**Task details:** Copy out each of the rows below word for word, changing nothing in any line.

**Records for processing:**

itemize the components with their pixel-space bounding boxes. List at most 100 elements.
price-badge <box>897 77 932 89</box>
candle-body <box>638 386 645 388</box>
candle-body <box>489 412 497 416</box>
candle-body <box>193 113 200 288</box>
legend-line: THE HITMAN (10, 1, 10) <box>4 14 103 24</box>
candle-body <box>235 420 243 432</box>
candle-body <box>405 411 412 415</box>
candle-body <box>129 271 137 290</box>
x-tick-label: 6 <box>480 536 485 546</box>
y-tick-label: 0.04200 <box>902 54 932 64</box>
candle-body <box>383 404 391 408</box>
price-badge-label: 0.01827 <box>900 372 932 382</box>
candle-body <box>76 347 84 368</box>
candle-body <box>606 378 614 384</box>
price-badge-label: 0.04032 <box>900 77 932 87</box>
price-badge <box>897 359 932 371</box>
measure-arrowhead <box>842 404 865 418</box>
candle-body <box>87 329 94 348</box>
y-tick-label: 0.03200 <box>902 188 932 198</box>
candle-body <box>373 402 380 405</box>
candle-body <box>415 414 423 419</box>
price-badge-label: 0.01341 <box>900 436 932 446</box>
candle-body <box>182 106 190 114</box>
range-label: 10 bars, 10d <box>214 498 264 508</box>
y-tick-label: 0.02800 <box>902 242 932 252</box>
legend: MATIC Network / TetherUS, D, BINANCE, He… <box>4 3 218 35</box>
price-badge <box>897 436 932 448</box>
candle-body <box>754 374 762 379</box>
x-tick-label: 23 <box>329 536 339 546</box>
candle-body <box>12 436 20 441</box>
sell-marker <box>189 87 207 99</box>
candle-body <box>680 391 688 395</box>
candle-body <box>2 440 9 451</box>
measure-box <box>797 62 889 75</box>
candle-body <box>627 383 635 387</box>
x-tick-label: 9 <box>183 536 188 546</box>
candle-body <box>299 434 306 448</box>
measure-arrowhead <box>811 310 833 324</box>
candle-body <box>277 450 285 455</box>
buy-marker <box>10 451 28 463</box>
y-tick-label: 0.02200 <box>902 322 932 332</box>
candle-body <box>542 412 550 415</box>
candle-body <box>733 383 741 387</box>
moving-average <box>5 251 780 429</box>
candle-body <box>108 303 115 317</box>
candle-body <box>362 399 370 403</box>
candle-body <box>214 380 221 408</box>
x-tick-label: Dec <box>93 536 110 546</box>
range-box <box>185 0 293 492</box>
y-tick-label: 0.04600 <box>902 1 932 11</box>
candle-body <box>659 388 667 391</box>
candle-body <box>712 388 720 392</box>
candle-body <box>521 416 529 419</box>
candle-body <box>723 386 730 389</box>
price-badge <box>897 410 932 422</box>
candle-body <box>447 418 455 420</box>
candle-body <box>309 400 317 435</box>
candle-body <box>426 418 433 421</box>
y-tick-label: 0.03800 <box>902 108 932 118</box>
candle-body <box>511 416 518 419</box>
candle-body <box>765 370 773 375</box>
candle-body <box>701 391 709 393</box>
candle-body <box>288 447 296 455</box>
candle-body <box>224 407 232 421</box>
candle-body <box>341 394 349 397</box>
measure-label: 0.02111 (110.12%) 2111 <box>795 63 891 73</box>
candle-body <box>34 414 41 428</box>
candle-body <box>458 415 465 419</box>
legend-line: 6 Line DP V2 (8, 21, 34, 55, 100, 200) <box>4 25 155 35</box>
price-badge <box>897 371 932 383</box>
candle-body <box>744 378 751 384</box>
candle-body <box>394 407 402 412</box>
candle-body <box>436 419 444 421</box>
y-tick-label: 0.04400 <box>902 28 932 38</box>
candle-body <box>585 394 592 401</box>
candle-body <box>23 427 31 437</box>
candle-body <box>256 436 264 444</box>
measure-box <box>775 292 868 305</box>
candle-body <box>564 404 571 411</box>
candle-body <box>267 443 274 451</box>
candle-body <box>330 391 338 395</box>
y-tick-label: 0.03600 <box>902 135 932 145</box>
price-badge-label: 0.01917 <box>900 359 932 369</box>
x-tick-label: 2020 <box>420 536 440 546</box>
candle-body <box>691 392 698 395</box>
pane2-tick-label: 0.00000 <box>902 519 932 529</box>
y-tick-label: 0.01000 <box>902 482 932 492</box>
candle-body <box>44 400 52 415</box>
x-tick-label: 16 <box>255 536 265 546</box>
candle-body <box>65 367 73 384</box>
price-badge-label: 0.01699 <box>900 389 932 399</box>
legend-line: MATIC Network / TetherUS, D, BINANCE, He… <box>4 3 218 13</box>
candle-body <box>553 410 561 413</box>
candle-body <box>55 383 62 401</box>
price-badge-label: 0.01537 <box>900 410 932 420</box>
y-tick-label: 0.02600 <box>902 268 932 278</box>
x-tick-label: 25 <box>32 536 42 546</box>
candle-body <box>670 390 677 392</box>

**Reply:**
itemize the components with their pixel-space bounding boxes. List at most 100 elements.
price-badge <box>897 77 932 89</box>
candle-body <box>638 386 645 388</box>
candle-body <box>489 412 497 416</box>
candle-body <box>193 113 200 288</box>
legend-line: THE HITMAN (10, 1, 10) <box>4 14 103 24</box>
candle-body <box>235 420 243 432</box>
candle-body <box>405 411 412 415</box>
candle-body <box>129 271 137 290</box>
x-tick-label: 6 <box>480 536 485 546</box>
y-tick-label: 0.04200 <box>902 54 932 64</box>
candle-body <box>383 404 391 408</box>
price-badge-label: 0.01827 <box>900 372 932 382</box>
candle-body <box>76 347 84 368</box>
candle-body <box>606 378 614 384</box>
price-badge-label: 0.04032 <box>900 77 932 87</box>
price-badge <box>897 359 932 371</box>
measure-arrowhead <box>842 404 865 418</box>
candle-body <box>87 329 94 348</box>
y-tick-label: 0.03200 <box>902 188 932 198</box>
candle-body <box>373 402 380 405</box>
candle-body <box>415 414 423 419</box>
price-badge-label: 0.01341 <box>900 436 932 446</box>
candle-body <box>182 106 190 114</box>
range-label: 10 bars, 10d <box>214 498 264 508</box>
y-tick-label: 0.02800 <box>902 242 932 252</box>
legend: MATIC Network / TetherUS, D, BINANCE, He… <box>4 3 218 35</box>
price-badge <box>897 436 932 448</box>
candle-body <box>754 374 762 379</box>
x-tick-label: 23 <box>329 536 339 546</box>
candle-body <box>12 436 20 441</box>
sell-marker <box>189 87 207 99</box>
candle-body <box>680 391 688 395</box>
candle-body <box>2 440 9 451</box>
measure-box <box>797 62 889 75</box>
candle-body <box>627 383 635 387</box>
x-tick-label: 9 <box>183 536 188 546</box>
candle-body <box>299 434 306 448</box>
measure-arrowhead <box>811 310 833 324</box>
candle-body <box>277 450 285 455</box>
buy-marker <box>10 451 28 463</box>
y-tick-label: 0.02200 <box>902 322 932 332</box>
candle-body <box>542 412 550 415</box>
candle-body <box>733 383 741 387</box>
moving-average <box>5 251 780 429</box>
candle-body <box>108 303 115 317</box>
candle-body <box>362 399 370 403</box>
candle-body <box>214 380 221 408</box>
x-tick-label: Dec <box>93 536 110 546</box>
range-box <box>185 0 293 492</box>
y-tick-label: 0.04600 <box>902 1 932 11</box>
candle-body <box>659 388 667 391</box>
candle-body <box>712 388 720 392</box>
candle-body <box>521 416 529 419</box>
candle-body <box>723 386 730 389</box>
price-badge <box>897 410 932 422</box>
candle-body <box>447 418 455 420</box>
candle-body <box>309 400 317 435</box>
candle-body <box>426 418 433 421</box>
y-tick-label: 0.03800 <box>902 108 932 118</box>
candle-body <box>511 416 518 419</box>
candle-body <box>765 370 773 375</box>
candle-body <box>701 391 709 393</box>
candle-body <box>288 447 296 455</box>
candle-body <box>224 407 232 421</box>
candle-body <box>341 394 349 397</box>
measure-label: 0.02111 (110.12%) 2111 <box>795 63 891 73</box>
candle-body <box>34 414 41 428</box>
candle-body <box>458 415 465 419</box>
legend-line: 6 Line DP V2 (8, 21, 34, 55, 100, 200) <box>4 25 155 35</box>
price-badge <box>897 371 932 383</box>
candle-body <box>744 378 751 384</box>
candle-body <box>394 407 402 412</box>
candle-body <box>436 419 444 421</box>
y-tick-label: 0.04400 <box>902 28 932 38</box>
candle-body <box>585 394 592 401</box>
candle-body <box>23 427 31 437</box>
candle-body <box>256 436 264 444</box>
measure-box <box>775 292 868 305</box>
candle-body <box>564 404 571 411</box>
candle-body <box>267 443 274 451</box>
candle-body <box>330 391 338 395</box>
y-tick-label: 0.03600 <box>902 135 932 145</box>
price-badge-label: 0.01917 <box>900 359 932 369</box>
x-tick-label: 2020 <box>420 536 440 546</box>
candle-body <box>691 392 698 395</box>
pane2-tick-label: 0.00000 <box>902 519 932 529</box>
y-tick-label: 0.01000 <box>902 482 932 492</box>
candle-body <box>44 400 52 415</box>
x-tick-label: 16 <box>255 536 265 546</box>
candle-body <box>65 367 73 384</box>
price-badge-label: 0.01699 <box>900 389 932 399</box>
legend-line: MATIC Network / TetherUS, D, BINANCE, He… <box>4 3 218 13</box>
candle-body <box>553 410 561 413</box>
candle-body <box>55 383 62 401</box>
price-badge-label: 0.01537 <box>900 410 932 420</box>
y-tick-label: 0.02600 <box>902 268 932 278</box>
x-tick-label: 25 <box>32 536 42 546</box>
candle-body <box>670 390 677 392</box>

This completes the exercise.